'''

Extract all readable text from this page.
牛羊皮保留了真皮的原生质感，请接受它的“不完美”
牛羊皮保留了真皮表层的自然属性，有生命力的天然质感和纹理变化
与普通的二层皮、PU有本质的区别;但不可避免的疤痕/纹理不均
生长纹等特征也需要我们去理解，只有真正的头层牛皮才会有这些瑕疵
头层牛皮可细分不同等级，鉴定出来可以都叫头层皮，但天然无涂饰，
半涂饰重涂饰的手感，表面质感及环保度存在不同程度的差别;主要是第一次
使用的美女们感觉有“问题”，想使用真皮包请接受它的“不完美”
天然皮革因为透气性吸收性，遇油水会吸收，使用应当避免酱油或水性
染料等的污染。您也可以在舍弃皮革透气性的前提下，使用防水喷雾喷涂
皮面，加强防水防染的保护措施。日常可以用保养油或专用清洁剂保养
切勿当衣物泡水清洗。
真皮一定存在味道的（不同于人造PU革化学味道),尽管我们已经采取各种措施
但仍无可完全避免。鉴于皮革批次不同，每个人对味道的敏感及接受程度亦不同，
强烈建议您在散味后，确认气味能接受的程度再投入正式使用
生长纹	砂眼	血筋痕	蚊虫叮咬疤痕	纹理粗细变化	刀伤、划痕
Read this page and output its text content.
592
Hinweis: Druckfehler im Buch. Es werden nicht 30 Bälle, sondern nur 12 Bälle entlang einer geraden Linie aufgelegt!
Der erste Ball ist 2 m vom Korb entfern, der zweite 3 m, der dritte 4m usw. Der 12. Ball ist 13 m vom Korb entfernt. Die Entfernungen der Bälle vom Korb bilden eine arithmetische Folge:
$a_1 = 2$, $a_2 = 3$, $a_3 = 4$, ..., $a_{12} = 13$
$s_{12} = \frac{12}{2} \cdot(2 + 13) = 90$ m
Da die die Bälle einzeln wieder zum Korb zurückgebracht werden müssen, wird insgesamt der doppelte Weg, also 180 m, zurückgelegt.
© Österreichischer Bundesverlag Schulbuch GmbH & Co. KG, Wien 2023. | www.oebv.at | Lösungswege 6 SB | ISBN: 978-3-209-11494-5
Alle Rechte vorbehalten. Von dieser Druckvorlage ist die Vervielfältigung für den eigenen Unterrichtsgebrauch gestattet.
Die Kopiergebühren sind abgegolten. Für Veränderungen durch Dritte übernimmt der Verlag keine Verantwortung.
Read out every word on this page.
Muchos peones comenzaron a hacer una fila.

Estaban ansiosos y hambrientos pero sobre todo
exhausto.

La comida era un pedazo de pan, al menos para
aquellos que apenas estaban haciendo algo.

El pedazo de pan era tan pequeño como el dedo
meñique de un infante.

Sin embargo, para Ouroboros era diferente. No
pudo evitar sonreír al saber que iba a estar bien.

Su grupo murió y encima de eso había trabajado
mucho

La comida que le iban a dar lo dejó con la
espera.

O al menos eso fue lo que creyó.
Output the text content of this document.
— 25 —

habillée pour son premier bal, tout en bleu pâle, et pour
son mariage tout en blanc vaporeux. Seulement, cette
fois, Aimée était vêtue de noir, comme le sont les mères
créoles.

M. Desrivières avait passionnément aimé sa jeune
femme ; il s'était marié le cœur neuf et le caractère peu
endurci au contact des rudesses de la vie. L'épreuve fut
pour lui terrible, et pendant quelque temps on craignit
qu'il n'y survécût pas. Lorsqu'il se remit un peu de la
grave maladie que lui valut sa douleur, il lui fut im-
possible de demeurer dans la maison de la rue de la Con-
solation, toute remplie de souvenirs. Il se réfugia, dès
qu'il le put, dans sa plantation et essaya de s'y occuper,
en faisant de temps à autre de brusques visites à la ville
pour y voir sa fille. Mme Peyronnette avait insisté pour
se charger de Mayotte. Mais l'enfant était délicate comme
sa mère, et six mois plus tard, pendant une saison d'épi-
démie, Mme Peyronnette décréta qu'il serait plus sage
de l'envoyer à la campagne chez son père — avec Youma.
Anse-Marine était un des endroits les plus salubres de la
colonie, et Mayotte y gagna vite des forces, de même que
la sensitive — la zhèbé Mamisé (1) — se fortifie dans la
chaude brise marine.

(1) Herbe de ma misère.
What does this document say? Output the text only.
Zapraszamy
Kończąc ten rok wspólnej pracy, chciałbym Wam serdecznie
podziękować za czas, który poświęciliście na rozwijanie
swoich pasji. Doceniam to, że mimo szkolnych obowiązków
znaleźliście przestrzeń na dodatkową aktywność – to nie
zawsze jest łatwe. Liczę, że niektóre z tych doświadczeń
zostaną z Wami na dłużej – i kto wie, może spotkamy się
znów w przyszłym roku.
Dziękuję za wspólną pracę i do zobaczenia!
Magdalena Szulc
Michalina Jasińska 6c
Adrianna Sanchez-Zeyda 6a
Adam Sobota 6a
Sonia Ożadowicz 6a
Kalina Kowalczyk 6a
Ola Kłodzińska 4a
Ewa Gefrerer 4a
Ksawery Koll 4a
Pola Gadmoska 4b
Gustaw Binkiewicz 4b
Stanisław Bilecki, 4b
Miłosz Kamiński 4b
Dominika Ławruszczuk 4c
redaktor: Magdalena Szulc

'''

- _EXERCISE PROMPT_: Extract the complete data, matching each line exactly.

- _THE COMPLETED TASK_:
Extract all readable text from this page.
牛羊皮保留了真皮的原生质感，请接受它的“不完美”
牛羊皮保留了真皮表层的自然属性，有生命力的天然质感和纹理变化
与普通的二层皮、PU有本质的区别;但不可避免的疤痕/纹理不均
生长纹等特征也需要我们去理解，只有真正的头层牛皮才会有这些瑕疵
头层牛皮可细分不同等级，鉴定出来可以都叫头层皮，但天然无涂饰，
半涂饰重涂饰的手感，表面质感及环保度存在不同程度的差别;主要是第一次
使用的美女们感觉有“问题”，想使用真皮包请接受它的“不完美”
天然皮革因为透气性吸收性，遇油水会吸收，使用应当避免酱油或水性
染料等的污染。您也可以在舍弃皮革透气性的前提下，使用防水喷雾喷涂
皮面，加强防水防染的保护措施。日常可以用保养油或专用清洁剂保养
切勿当衣物泡水清洗。
真皮一定存在味道的（不同于人造PU革化学味道),尽管我们已经采取各种措施
但仍无可完全避免。鉴于皮革批次不同，每个人对味道的敏感及接受程度亦不同，
强烈建议您在散味后，确认气味能接受的程度再投入正式使用
生长纹	砂眼	血筋痕	蚊虫叮咬疤痕	纹理粗细变化	刀伤、划痕
Read this page and output its text content.
592
Hinweis: Druckfehler im Buch. Es werden nicht 30 Bälle, sondern nur 12 Bälle entlang einer geraden Linie aufgelegt!
Der erste Ball ist 2 m vom Korb entfern, der zweite 3 m, der dritte 4m usw. Der 12. Ball ist 13 m vom Korb entfernt. Die Entfernungen der Bälle vom Korb bilden eine arithmetische Folge:
$a_1 = 2$, $a_2 = 3$, $a_3 = 4$, ..., $a_{12} = 13$
$s_{12} = \frac{12}{2} \cdot(2 + 13) = 90$ m
Da die die Bälle einzeln wieder zum Korb zurückgebracht werden müssen, wird insgesamt der doppelte Weg, also 180 m, zurückgelegt.
© Österreichischer Bundesverlag Schulbuch GmbH & Co. KG, Wien 2023. | www.oebv.at | Lösungswege 6 SB | ISBN: 978-3-209-11494-5
Alle Rechte vorbehalten. Von dieser Druckvorlage ist die Vervielfältigung für den eigenen Unterrichtsgebrauch gestattet.
Die Kopiergebühren sind abgegolten. Für Veränderungen durch Dritte übernimmt der Verlag keine Verantwortung.
Read out every word on this page.
Muchos peones comenzaron a hacer una fila.

Estaban ansiosos y hambrientos pero sobre todo
exhausto.

La comida era un pedazo de pan, al menos para
aquellos que apenas estaban haciendo algo.

El pedazo de pan era tan pequeño como el dedo
meñique de un infante.

Sin embargo, para Ouroboros era diferente. No
pudo evitar sonreír al saber que iba a estar bien.

Su grupo murió y encima de eso había trabajado
mucho

La comida que le iban a dar lo dejó con la
espera.

O al menos eso fue lo que creyó.
Output the text content of this document.
— 25 —

habillée pour son premier bal, tout en bleu pâle, et pour
son mariage tout en blanc vaporeux. Seulement, cette
fois, Aimée était vêtue de noir, comme le sont les mères
créoles.

M. Desrivières avait passionnément aimé sa jeune
femme ; il s'était marié le cœur neuf et le caractère peu
endurci au contact des rudesses de la vie. L'épreuve fut
pour lui terrible, et pendant quelque temps on craignit
qu'il n'y survécût pas. Lorsqu'il se remit un peu de la
grave maladie que lui valut sa douleur, il lui fut im-
possible de demeurer dans la maison de la rue de la Con-
solation, toute remplie de souvenirs. Il se réfugia, dès
qu'il le put, dans sa plantation et essaya de s'y occuper,
en faisant de temps à autre de brusques visites à la ville
pour y voir sa fille. Mme Peyronnette avait insisté pour
se charger de Mayotte. Mais l'enfant était délicate comme
sa mère, et six mois plus tard, pendant une saison d'épi-
démie, Mme Peyronnette décréta qu'il serait plus sage
de l'envoyer à la campagne chez son père — avec Youma.
Anse-Marine était un des endroits les plus salubres de la
colonie, et Mayotte y gagna vite des forces, de même que
la sensitive — la zhèbé Mamisé (1) — se fortifie dans la
chaude brise marine.

(1) Herbe de ma misère.
What does this document say? Output the text only.
Zapraszamy
Kończąc ten rok wspólnej pracy, chciałbym Wam serdecznie
podziękować za czas, który poświęciliście na rozwijanie
swoich pasji. Doceniam to, że mimo szkolnych obowiązków
znaleźliście przestrzeń na dodatkową aktywność – to nie
zawsze jest łatwe. Liczę, że niektóre z tych doświadczeń
zostaną z Wami na dłużej – i kto wie, może spotkamy się
znów w przyszłym roku.
Dziękuję za wspólną pracę i do zobaczenia!
Magdalena Szulc
Michalina Jasińska 6c
Adrianna Sanchez-Zeyda 6a
Adam Sobota 6a
Sonia Ożadowicz 6a
Kalina Kowalczyk 6a
Ola Kłodzińska 4a
Ewa Gefrerer 4a
Ksawery Koll 4a
Pola Gadmoska 4b
Gustaw Binkiewicz 4b
Stanisław Bilecki, 4b
Miłosz Kamiński 4b
Dominika Ławruszczuk 4c
redaktor: Magdalena Szulc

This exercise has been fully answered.